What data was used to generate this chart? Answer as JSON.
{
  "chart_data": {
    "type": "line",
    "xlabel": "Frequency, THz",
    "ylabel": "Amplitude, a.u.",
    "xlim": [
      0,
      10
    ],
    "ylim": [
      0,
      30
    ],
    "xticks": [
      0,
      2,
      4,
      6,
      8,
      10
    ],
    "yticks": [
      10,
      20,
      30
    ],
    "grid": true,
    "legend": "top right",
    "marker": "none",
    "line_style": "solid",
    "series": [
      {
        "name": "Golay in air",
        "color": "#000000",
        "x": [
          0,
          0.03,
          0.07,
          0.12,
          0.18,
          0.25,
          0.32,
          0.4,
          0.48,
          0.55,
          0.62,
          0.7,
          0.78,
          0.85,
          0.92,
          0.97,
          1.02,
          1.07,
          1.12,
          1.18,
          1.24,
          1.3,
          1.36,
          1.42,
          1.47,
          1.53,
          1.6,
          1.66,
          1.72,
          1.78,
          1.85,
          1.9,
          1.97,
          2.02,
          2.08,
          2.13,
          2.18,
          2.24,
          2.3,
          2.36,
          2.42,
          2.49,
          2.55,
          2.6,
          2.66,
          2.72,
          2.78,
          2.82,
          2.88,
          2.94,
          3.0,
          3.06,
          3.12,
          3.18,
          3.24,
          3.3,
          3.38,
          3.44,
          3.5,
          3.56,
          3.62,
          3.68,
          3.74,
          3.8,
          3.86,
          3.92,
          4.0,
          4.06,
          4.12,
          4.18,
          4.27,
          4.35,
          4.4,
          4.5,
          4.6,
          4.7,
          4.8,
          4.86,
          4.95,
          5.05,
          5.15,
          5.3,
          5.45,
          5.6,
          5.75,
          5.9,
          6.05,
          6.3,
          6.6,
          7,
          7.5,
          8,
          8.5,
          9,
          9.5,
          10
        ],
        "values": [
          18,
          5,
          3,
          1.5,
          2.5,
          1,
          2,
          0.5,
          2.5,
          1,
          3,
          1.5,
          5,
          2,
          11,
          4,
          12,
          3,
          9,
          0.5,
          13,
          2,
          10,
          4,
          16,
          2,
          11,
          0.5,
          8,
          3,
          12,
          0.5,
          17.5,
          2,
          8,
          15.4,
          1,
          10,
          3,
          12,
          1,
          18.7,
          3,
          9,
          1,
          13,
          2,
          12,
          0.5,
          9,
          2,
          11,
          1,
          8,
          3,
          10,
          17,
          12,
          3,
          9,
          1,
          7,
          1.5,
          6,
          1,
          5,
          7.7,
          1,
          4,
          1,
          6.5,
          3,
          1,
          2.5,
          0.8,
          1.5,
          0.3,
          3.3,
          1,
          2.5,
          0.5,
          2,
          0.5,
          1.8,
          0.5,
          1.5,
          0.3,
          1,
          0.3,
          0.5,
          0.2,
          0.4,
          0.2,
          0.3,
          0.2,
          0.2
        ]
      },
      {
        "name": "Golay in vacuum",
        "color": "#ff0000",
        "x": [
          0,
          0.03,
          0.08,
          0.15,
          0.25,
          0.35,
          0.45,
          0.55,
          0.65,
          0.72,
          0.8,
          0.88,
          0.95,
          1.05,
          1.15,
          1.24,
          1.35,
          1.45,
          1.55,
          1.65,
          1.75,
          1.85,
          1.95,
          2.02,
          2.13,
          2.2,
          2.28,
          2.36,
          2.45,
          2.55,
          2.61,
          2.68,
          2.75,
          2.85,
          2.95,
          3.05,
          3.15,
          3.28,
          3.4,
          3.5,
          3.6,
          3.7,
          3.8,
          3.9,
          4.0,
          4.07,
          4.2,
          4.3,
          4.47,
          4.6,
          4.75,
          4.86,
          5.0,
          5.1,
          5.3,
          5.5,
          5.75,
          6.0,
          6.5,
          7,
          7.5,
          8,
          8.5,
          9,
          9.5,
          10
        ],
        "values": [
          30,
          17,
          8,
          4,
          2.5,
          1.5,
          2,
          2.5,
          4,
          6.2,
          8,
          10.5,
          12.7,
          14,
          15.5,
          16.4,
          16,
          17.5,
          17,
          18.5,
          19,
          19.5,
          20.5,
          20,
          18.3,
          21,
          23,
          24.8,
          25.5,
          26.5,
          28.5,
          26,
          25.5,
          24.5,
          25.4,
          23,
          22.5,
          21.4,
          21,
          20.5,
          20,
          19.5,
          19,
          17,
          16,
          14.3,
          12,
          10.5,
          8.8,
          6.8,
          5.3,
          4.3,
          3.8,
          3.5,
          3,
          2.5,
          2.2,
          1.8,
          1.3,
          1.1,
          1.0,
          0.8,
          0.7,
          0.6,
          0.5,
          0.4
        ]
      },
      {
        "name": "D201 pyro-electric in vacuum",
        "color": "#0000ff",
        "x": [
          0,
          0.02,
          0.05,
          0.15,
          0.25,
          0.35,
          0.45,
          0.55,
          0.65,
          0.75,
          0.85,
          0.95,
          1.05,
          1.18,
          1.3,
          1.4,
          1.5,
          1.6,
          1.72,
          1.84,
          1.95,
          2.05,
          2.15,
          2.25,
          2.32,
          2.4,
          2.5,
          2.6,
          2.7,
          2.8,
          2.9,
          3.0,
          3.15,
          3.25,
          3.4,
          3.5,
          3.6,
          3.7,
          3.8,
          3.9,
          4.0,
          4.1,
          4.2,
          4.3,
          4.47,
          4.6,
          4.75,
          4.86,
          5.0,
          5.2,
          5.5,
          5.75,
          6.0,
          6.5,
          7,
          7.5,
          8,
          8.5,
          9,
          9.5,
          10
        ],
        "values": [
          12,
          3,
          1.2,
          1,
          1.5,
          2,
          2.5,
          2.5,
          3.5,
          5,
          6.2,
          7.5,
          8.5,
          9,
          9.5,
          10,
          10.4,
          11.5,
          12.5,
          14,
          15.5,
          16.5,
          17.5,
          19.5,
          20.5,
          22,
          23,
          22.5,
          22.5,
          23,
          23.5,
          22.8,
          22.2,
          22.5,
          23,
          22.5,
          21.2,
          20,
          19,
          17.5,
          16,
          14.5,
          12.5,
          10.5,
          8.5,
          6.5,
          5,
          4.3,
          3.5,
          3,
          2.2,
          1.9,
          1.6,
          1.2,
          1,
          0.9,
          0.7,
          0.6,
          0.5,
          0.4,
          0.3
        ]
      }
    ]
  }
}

DIRECTIVE → Write down the number of lines where the word "name" appears, and nothing further.

FULL RESPONSE → 3